### SUPPLIED MATERIAL ###

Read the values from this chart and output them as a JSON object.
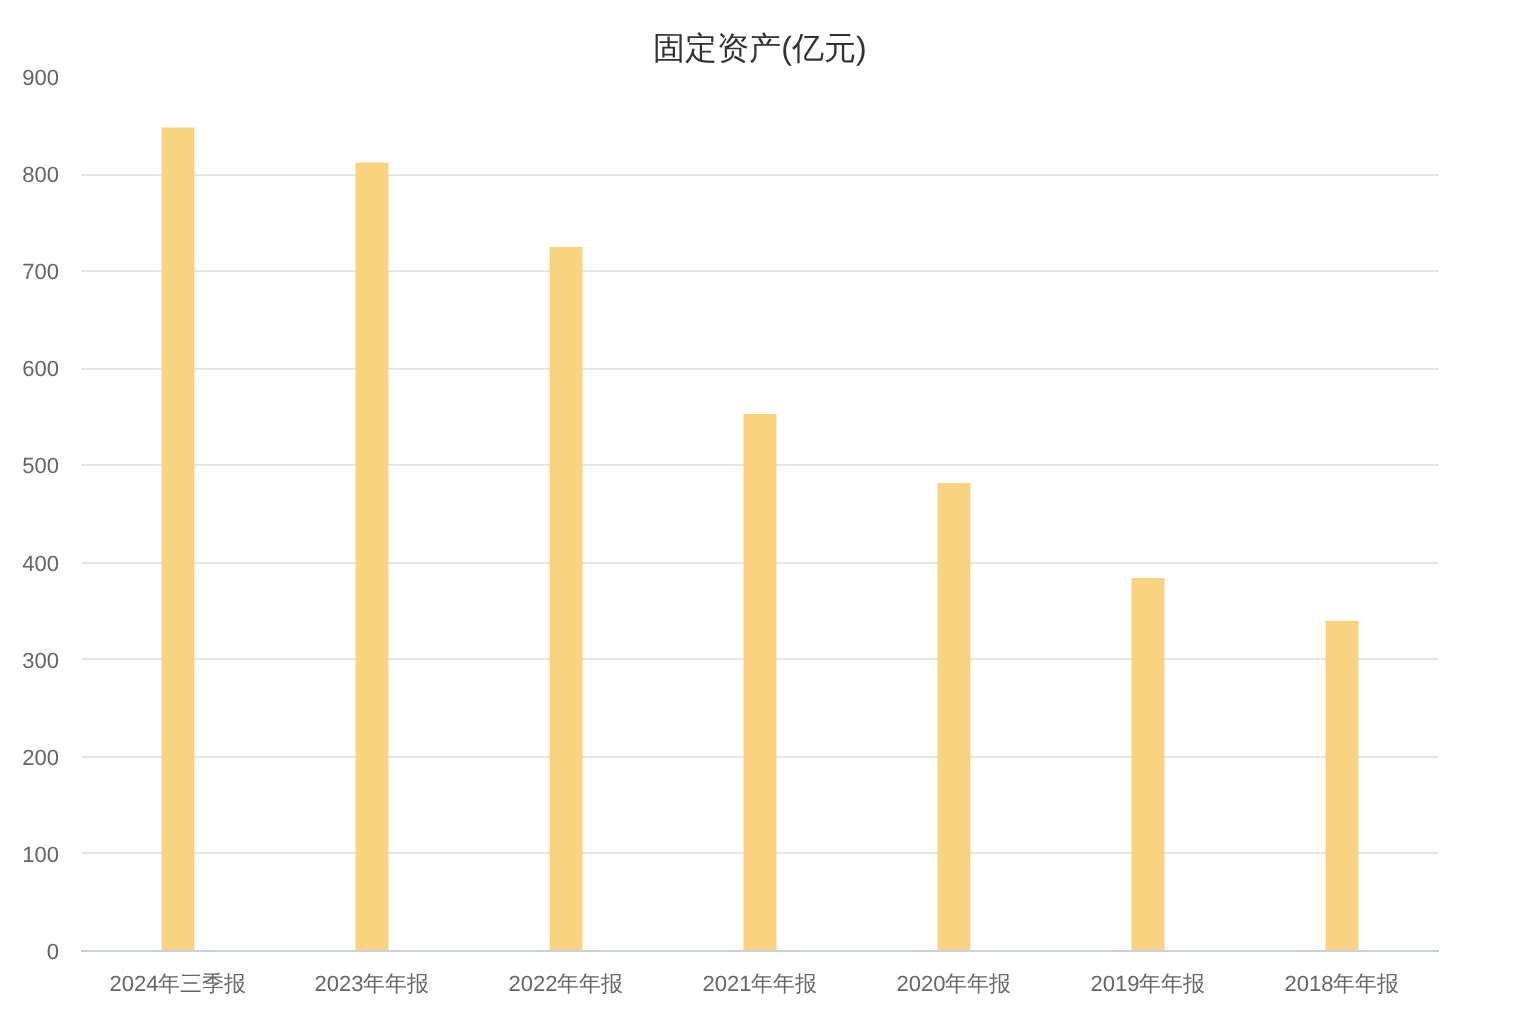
{
  "chart_data": {
    "type": "bar",
    "title": "固定资产(亿元)",
    "categories": [
      "2024年三季报",
      "2023年年报",
      "2022年年报",
      "2021年年报",
      "2020年年报",
      "2019年年报",
      "2018年年报"
    ],
    "values": [
      848,
      812,
      725,
      553,
      482,
      384,
      340
    ],
    "color": "#f9d381",
    "ylim": [
      0,
      900
    ],
    "yticks": [
      0,
      100,
      200,
      300,
      400,
      500,
      600,
      700,
      800,
      900
    ],
    "grid": "y"
  }
}
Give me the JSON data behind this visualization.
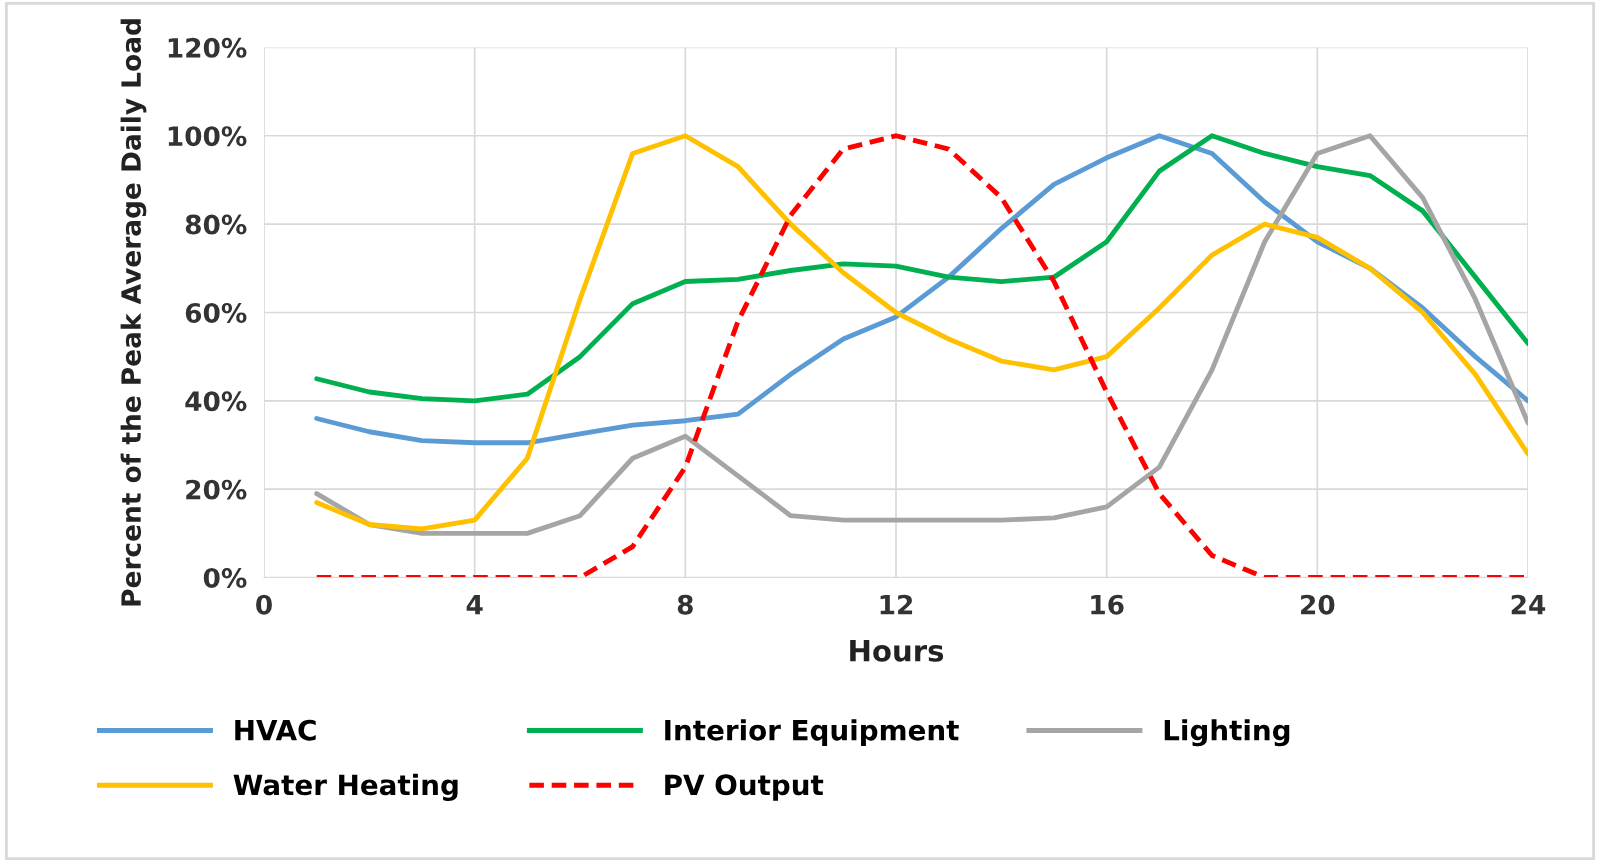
{
  "chart_data": {
    "type": "line",
    "xlabel": "Hours",
    "ylabel": "Percent of the Peak Average Daily Load",
    "x": [
      1,
      2,
      3,
      4,
      5,
      6,
      7,
      8,
      9,
      10,
      11,
      12,
      13,
      14,
      15,
      16,
      17,
      18,
      19,
      20,
      21,
      22,
      23,
      24
    ],
    "series": [
      {
        "name": "HVAC",
        "color": "#5b9bd5",
        "values": [
          36,
          33,
          31,
          30.5,
          30.5,
          32.5,
          34.5,
          35.5,
          37,
          46,
          54,
          59,
          68,
          79,
          89,
          95,
          100,
          96,
          85,
          76,
          70,
          61,
          50,
          40
        ]
      },
      {
        "name": "Interior Equipment",
        "color": "#00b050",
        "values": [
          45,
          42,
          40.5,
          40,
          41.5,
          50,
          62,
          67,
          67.5,
          69.5,
          71,
          70.5,
          68,
          67,
          68,
          76,
          92,
          100,
          96,
          93,
          91,
          83,
          68,
          53
        ]
      },
      {
        "name": "Lighting",
        "color": "#a5a5a5",
        "values": [
          19,
          12,
          10,
          10,
          10,
          14,
          27,
          32,
          23,
          14,
          13,
          13,
          13,
          13,
          13.5,
          16,
          25,
          47,
          76,
          96,
          100,
          86,
          63,
          35
        ]
      },
      {
        "name": "Water Heating",
        "color": "#ffc000",
        "values": [
          17,
          12,
          11,
          13,
          27,
          63,
          96,
          100,
          93,
          80,
          69,
          60,
          54,
          49,
          47,
          50,
          61,
          73,
          80,
          77,
          70,
          60,
          46,
          28
        ]
      },
      {
        "name": "PV Output",
        "color": "#ff0000",
        "line_style": "dashed",
        "values": [
          0,
          0,
          0,
          0,
          0,
          0,
          7,
          25,
          58,
          82,
          97,
          100,
          97,
          86,
          67,
          42,
          19,
          5,
          0,
          0,
          0,
          0,
          0,
          0
        ]
      }
    ],
    "xlim": [
      0,
      24
    ],
    "xticks": [
      0,
      4,
      8,
      12,
      16,
      20,
      24
    ],
    "ylim": [
      0,
      120
    ],
    "yticks": [
      {
        "value": 0,
        "label": "0%"
      },
      {
        "value": 20,
        "label": "20%"
      },
      {
        "value": 40,
        "label": "40%"
      },
      {
        "value": 60,
        "label": "60%"
      },
      {
        "value": 80,
        "label": "80%"
      },
      {
        "value": 100,
        "label": "100%"
      },
      {
        "value": 120,
        "label": "120%"
      }
    ],
    "grid": true,
    "legend": "bottom",
    "line_style": "solid",
    "marker": "none"
  }
}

###

→ **SHORT EXERCISE**: Make an exact copy of the data, leaving its pictures out.

→ **THE SOLUTION**:
Read the values from this chart and output them as a JSON object.
{
  "chart_data": {
    "type": "bar",
    "title": "固定资产(亿元)",
    "categories": [
      "2024年三季报",
      "2023年年报",
      "2022年年报",
      "2021年年报",
      "2020年年报",
      "2019年年报",
      "2018年年报"
    ],
    "values": [
      848,
      812,
      725,
      553,
      482,
      384,
      340
    ],
    "color": "#f9d381",
    "ylim": [
      0,
      900
    ],
    "yticks": [
      0,
      100,
      200,
      300,
      400,
      500,
      600,
      700,
      800,
      900
    ],
    "grid": "y"
  }
}
Give me the JSON data behind this visualization.
{
  "chart_data": {
    "type": "line",
    "xlabel": "Hours",
    "ylabel": "Percent of the Peak Average Daily Load",
    "x": [
      1,
      2,
      3,
      4,
      5,
      6,
      7,
      8,
      9,
      10,
      11,
      12,
      13,
      14,
      15,
      16,
      17,
      18,
      19,
      20,
      21,
      22,
      23,
      24
    ],
    "series": [
      {
        "name": "HVAC",
        "color": "#5b9bd5",
        "values": [
          36,
          33,
          31,
          30.5,
          30.5,
          32.5,
          34.5,
          35.5,
          37,
          46,
          54,
          59,
          68,
          79,
          89,
          95,
          100,
          96,
          85,
          76,
          70,
          61,
          50,
          40
        ]
      },
      {
        "name": "Interior Equipment",
        "color": "#00b050",
        "values": [
          45,
          42,
          40.5,
          40,
          41.5,
          50,
          62,
          67,
          67.5,
          69.5,
          71,
          70.5,
          68,
          67,
          68,
          76,
          92,
          100,
          96,
          93,
          91,
          83,
          68,
          53
        ]
      },
      {
        "name": "Lighting",
        "color": "#a5a5a5",
        "values": [
          19,
          12,
          10,
          10,
          10,
          14,
          27,
          32,
          23,
          14,
          13,
          13,
          13,
          13,
          13.5,
          16,
          25,
          47,
          76,
          96,
          100,
          86,
          63,
          35
        ]
      },
      {
        "name": "Water Heating",
        "color": "#ffc000",
        "values": [
          17,
          12,
          11,
          13,
          27,
          63,
          96,
          100,
          93,
          80,
          69,
          60,
          54,
          49,
          47,
          50,
          61,
          73,
          80,
          77,
          70,
          60,
          46,
          28
        ]
      },
      {
        "name": "PV Output",
        "color": "#ff0000",
        "line_style": "dashed",
        "values": [
          0,
          0,
          0,
          0,
          0,
          0,
          7,
          25,
          58,
          82,
          97,
          100,
          97,
          86,
          67,
          42,
          19,
          5,
          0,
          0,
          0,
          0,
          0,
          0
        ]
      }
    ],
    "xlim": [
      0,
      24
    ],
    "xticks": [
      0,
      4,
      8,
      12,
      16,
      20,
      24
    ],
    "ylim": [
      0,
      120
    ],
    "yticks": [
      {
        "value": 0,
        "label": "0%"
      },
      {
        "value": 20,
        "label": "20%"
      },
      {
        "value": 40,
        "label": "40%"
      },
      {
        "value": 60,
        "label": "60%"
      },
      {
        "value": 80,
        "label": "80%"
      },
      {
        "value": 100,
        "label": "100%"
      },
      {
        "value": 120,
        "label": "120%"
      }
    ],
    "grid": true,
    "legend": "bottom",
    "line_style": "solid",
    "marker": "none"
  }
}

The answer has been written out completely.